— Start of Records —
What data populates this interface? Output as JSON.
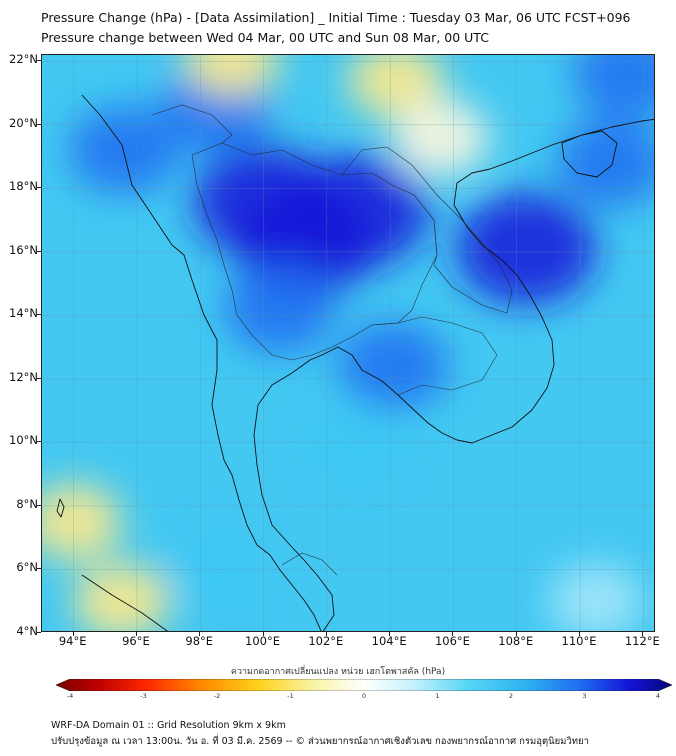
{
  "title_line1": "Pressure Change (hPa) - [Data Assimilation] _ Initial Time : Tuesday 03 Mar, 06 UTC FCST+096",
  "title_line2": "Pressure change between Wed 04 Mar, 00 UTC and Sun 08 Mar, 00 UTC",
  "lat_ticks": [
    "22°N",
    "20°N",
    "18°N",
    "16°N",
    "14°N",
    "12°N",
    "10°N",
    "8°N",
    "6°N",
    "4°N"
  ],
  "lon_ticks": [
    "94°E",
    "96°E",
    "98°E",
    "100°E",
    "102°E",
    "104°E",
    "106°E",
    "108°E",
    "110°E",
    "112°E"
  ],
  "map_extent": {
    "lon_min": 93,
    "lon_max": 112.4,
    "lat_min": 4,
    "lat_max": 22.2
  },
  "colorbar_label": "ความกดอากาศเปลี่ยนแปลง หน่วย เฮกโตพาสคัล (hPa)",
  "colorbar_ticks": [
    "-4",
    "-3",
    "-2",
    "-1",
    "0",
    "1",
    "2",
    "3",
    "4"
  ],
  "colorbar_range": [
    -4,
    4
  ],
  "footer_line1": "WRF-DA Domain 01 :: Grid Resolution 9km x 9km",
  "footer_line2": "ปรับปรุงข้อมูล ณ เวลา 13:00น. วัน อ. ที่ 03 มี.ค. 2569 -- © ส่วนพยากรณ์อากาศเชิงตัวเลข กองพยากรณ์อากาศ กรมอุตุนิยมวิทยา",
  "colors": {
    "strong_fall": "#1414d8",
    "moderate_fall": "#1e6ef0",
    "weak_fall": "#3cc8f5",
    "neutral": "#f5f5e0",
    "weak_rise": "#f5e890",
    "coastline": "#111111"
  },
  "field_blobs": [
    {
      "lon": 101.3,
      "lat": 16.3,
      "value": 4.0
    },
    {
      "lon": 100.0,
      "lat": 17.6,
      "value": 3.6
    },
    {
      "lon": 103.0,
      "lat": 17.3,
      "value": 3.6
    },
    {
      "lon": 108.3,
      "lat": 16.1,
      "value": 3.7
    },
    {
      "lon": 104.1,
      "lat": 12.4,
      "value": 3.4
    },
    {
      "lon": 95.6,
      "lat": 19.2,
      "value": 3.0
    },
    {
      "lon": 111.0,
      "lat": 18.8,
      "value": 3.0
    },
    {
      "lon": 111.5,
      "lat": 21.6,
      "value": 3.4
    },
    {
      "lon": 98.5,
      "lat": 20.5,
      "value": 2.6
    },
    {
      "lon": 100.5,
      "lat": 14.2,
      "value": 2.7
    },
    {
      "lon": 103.0,
      "lat": 10.0,
      "value": 2.0
    },
    {
      "lon": 98.5,
      "lat": 6.0,
      "value": 2.0
    },
    {
      "lon": 95.5,
      "lat": 5.0,
      "value": -0.6
    },
    {
      "lon": 94.0,
      "lat": 7.5,
      "value": -0.3
    },
    {
      "lon": 104.2,
      "lat": 21.4,
      "value": -0.5
    },
    {
      "lon": 99.0,
      "lat": 22.1,
      "value": -0.4
    },
    {
      "lon": 105.6,
      "lat": 19.6,
      "value": 0.2
    },
    {
      "lon": 110.5,
      "lat": 5.0,
      "value": 0.9
    }
  ]
}
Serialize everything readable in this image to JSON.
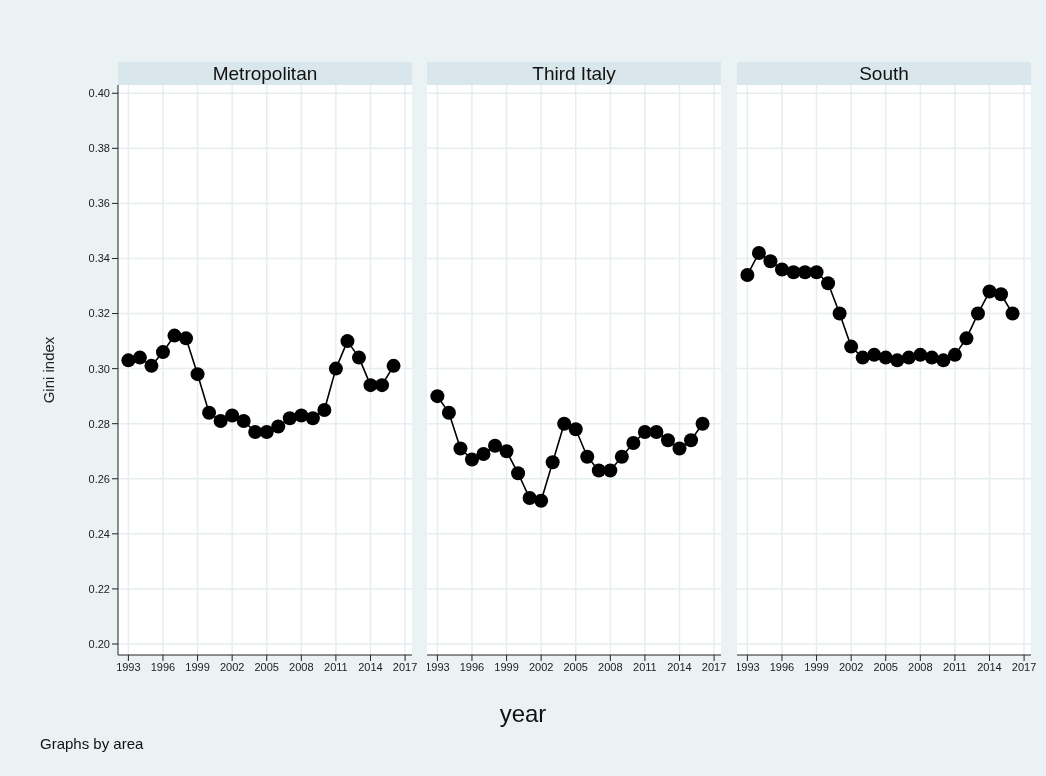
{
  "chart_data": [
    {
      "type": "line",
      "title": "Metropolitan",
      "ylabel": "Gini index",
      "annotations": [
        "Graphs by area"
      ],
      "color": "#000000",
      "marker": "circle",
      "line_style": "solid",
      "grid": true,
      "x": [
        1993,
        1994,
        1995,
        1996,
        1997,
        1998,
        1999,
        2000,
        2001,
        2002,
        2003,
        2004,
        2005,
        2006,
        2007,
        2008,
        2009,
        2010,
        2011,
        2012,
        2013,
        2014,
        2015,
        2016
      ],
      "values": [
        0.303,
        0.304,
        0.301,
        0.306,
        0.312,
        0.311,
        0.298,
        0.284,
        0.281,
        0.283,
        0.281,
        0.277,
        0.277,
        0.279,
        0.282,
        0.283,
        0.282,
        0.285,
        0.3,
        0.31,
        0.304,
        0.294,
        0.294,
        0.301
      ],
      "xlim": [
        1992.1,
        2017.6
      ],
      "xticks": [
        1993,
        1996,
        1999,
        2002,
        2005,
        2008,
        2011,
        2014,
        2017
      ],
      "ylim": [
        0.196,
        0.403
      ],
      "yticks": [
        {
          "value": 0.2,
          "label": "0.20"
        },
        {
          "value": 0.22,
          "label": "0.22"
        },
        {
          "value": 0.24,
          "label": "0.24"
        },
        {
          "value": 0.26,
          "label": "0.26"
        },
        {
          "value": 0.28,
          "label": "0.28"
        },
        {
          "value": 0.3,
          "label": "0.30"
        },
        {
          "value": 0.32,
          "label": "0.32"
        },
        {
          "value": 0.34,
          "label": "0.34"
        },
        {
          "value": 0.36,
          "label": "0.36"
        },
        {
          "value": 0.38,
          "label": "0.38"
        },
        {
          "value": 0.4,
          "label": "0.40"
        }
      ]
    },
    {
      "type": "line",
      "title": "Third Italy",
      "xlabel": "year",
      "color": "#000000",
      "marker": "circle",
      "line_style": "solid",
      "grid": true,
      "tick_labels": "x",
      "x": [
        1993,
        1994,
        1995,
        1996,
        1997,
        1998,
        1999,
        2000,
        2001,
        2002,
        2003,
        2004,
        2005,
        2006,
        2007,
        2008,
        2009,
        2010,
        2011,
        2012,
        2013,
        2014,
        2015,
        2016
      ],
      "values": [
        0.29,
        0.284,
        0.271,
        0.267,
        0.269,
        0.272,
        0.27,
        0.262,
        0.253,
        0.252,
        0.266,
        0.28,
        0.278,
        0.268,
        0.263,
        0.263,
        0.268,
        0.273,
        0.277,
        0.277,
        0.274,
        0.271,
        0.274,
        0.28
      ],
      "xlim": [
        1992.1,
        2017.6
      ],
      "xticks": [
        1993,
        1996,
        1999,
        2002,
        2005,
        2008,
        2011,
        2014,
        2017
      ],
      "ylim": [
        0.196,
        0.403
      ],
      "yticks": [
        0.2,
        0.22,
        0.24,
        0.26,
        0.28,
        0.3,
        0.32,
        0.34,
        0.36,
        0.38,
        0.4
      ]
    },
    {
      "type": "line",
      "title": "South",
      "color": "#000000",
      "marker": "circle",
      "line_style": "solid",
      "grid": true,
      "tick_labels": "x",
      "x": [
        1993,
        1994,
        1995,
        1996,
        1997,
        1998,
        1999,
        2000,
        2001,
        2002,
        2003,
        2004,
        2005,
        2006,
        2007,
        2008,
        2009,
        2010,
        2011,
        2012,
        2013,
        2014,
        2015,
        2016
      ],
      "values": [
        0.334,
        0.342,
        0.339,
        0.336,
        0.335,
        0.335,
        0.335,
        0.331,
        0.32,
        0.308,
        0.304,
        0.305,
        0.304,
        0.303,
        0.304,
        0.305,
        0.304,
        0.303,
        0.305,
        0.311,
        0.32,
        0.328,
        0.327,
        0.32
      ],
      "xlim": [
        1992.1,
        2017.6
      ],
      "xticks": [
        1993,
        1996,
        1999,
        2002,
        2005,
        2008,
        2011,
        2014,
        2017
      ],
      "ylim": [
        0.196,
        0.403
      ],
      "yticks": [
        0.2,
        0.22,
        0.24,
        0.26,
        0.28,
        0.3,
        0.32,
        0.34,
        0.36,
        0.38,
        0.4
      ]
    }
  ]
}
— End of Records —
**Set task**: All lines of the data above that include the word "JSON" must be shown.

**Solution for this task**:
What data populates this interface? Output as JSON.
Serialize everything readable in this image to JSON.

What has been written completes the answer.